> [Document segment]
[Start of Attachment]

Machine learning in management accounting: an approach for final cost and cost curve estimation of active projects based on project data found in enterprise resource planning systems
Purpose – The purpose of this thesis is to analyze the applicability of a novel machine learning (ML) approach for the final cost and cost curve estimation of actual costs of active projects.
Design/methodology/approach – Projects, across several industries, tend to exceed their planned costs. In this thesis, I develop an approach that allows learning from past projects from any company, and storing the derived knowledge in a model. This model has the capability to estimate the actual production cost curve of a project at that company at any time-point while the project is active. In order to evaluate the approach’s ability to identify project cost overruns, I apply it to a dataset of project cost reports of a German engineering company.
Findings –The approach is suitable for the estimation of project cost curves including final costs. All tested regression model types increase their estimation power towards the project end. Gradient boosting regression is the best performing model type. The final cost estimation of this model type is always better than the initial human estimation and significantly increases after 30% of project time.
Research limitations/implications – The utilized project data comes from one company. I recommend further evaluation of the approach on additional project data. A focus is set on the entire approach, consisting of data analysis, data transformation, model creation, and evaluation. Further research, especially in the field of model selection and creation, is necessary.
Practical implications – The findings suggest that machine learning models trained on past project information are able to estimate project cost curves and can be useful to the practitioner.
Originality/value – Several promising approaches regarding project cost estimation at the beginning of a project exist in the literature. This thesis introduces a new approach, which allows estimating project cost curves at any time point while a project is active, and is particularly suited for enterprise resource planning (ERP) data structures.
Paper type Master’s thesis

[End of Attachment]

> [Source information]
[Start of Attachment]

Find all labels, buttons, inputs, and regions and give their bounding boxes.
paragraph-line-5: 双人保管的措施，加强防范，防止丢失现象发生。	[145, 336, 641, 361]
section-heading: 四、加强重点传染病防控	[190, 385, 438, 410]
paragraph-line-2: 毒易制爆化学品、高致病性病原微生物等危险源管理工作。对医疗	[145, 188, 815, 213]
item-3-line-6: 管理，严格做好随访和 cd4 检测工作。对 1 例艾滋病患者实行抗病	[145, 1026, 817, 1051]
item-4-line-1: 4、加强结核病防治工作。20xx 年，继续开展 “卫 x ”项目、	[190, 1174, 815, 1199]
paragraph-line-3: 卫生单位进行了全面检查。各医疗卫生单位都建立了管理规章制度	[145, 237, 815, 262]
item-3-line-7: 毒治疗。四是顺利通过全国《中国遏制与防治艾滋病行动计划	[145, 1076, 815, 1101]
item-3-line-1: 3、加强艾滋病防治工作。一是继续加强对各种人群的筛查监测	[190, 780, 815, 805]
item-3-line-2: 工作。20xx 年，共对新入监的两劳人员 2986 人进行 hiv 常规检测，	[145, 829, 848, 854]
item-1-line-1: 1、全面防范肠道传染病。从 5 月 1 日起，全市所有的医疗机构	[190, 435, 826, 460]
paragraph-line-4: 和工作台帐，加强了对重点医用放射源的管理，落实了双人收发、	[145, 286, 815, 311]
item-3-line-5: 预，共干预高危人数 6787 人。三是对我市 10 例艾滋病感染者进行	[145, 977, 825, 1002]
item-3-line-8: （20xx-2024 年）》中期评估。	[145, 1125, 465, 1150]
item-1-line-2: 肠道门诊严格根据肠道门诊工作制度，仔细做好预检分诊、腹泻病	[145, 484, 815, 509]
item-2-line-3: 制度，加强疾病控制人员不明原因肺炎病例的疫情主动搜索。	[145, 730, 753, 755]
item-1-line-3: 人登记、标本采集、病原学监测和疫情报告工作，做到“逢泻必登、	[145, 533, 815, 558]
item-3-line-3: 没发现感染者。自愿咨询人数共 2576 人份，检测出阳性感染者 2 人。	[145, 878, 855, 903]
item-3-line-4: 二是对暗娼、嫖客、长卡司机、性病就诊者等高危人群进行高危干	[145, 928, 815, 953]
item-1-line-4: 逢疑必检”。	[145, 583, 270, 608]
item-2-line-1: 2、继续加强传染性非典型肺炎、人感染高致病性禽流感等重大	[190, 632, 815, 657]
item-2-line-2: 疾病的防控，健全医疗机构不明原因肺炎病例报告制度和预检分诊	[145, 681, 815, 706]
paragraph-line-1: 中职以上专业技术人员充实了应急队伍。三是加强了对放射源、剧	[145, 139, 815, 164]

[End of Attachment]

Retype the part of the thesis abstract between "Design/methodology/approach – Projects, across" and "German engineering company.", inclusive. The items can be set aside for this work.

Design/methodology/approach – Projects, across several industries, tend to exceed their planned costs. In this thesis, I develop an approach that allows learning from past projects from any company, and storing the derived knowledge in a model. This model has the capability to estimate the actual production cost curve of a project at that company at any time-point while the project is active. In order to evaluate the approach’s ability to identify project cost overruns, I apply it to a dataset of project cost reports of a German engineering company.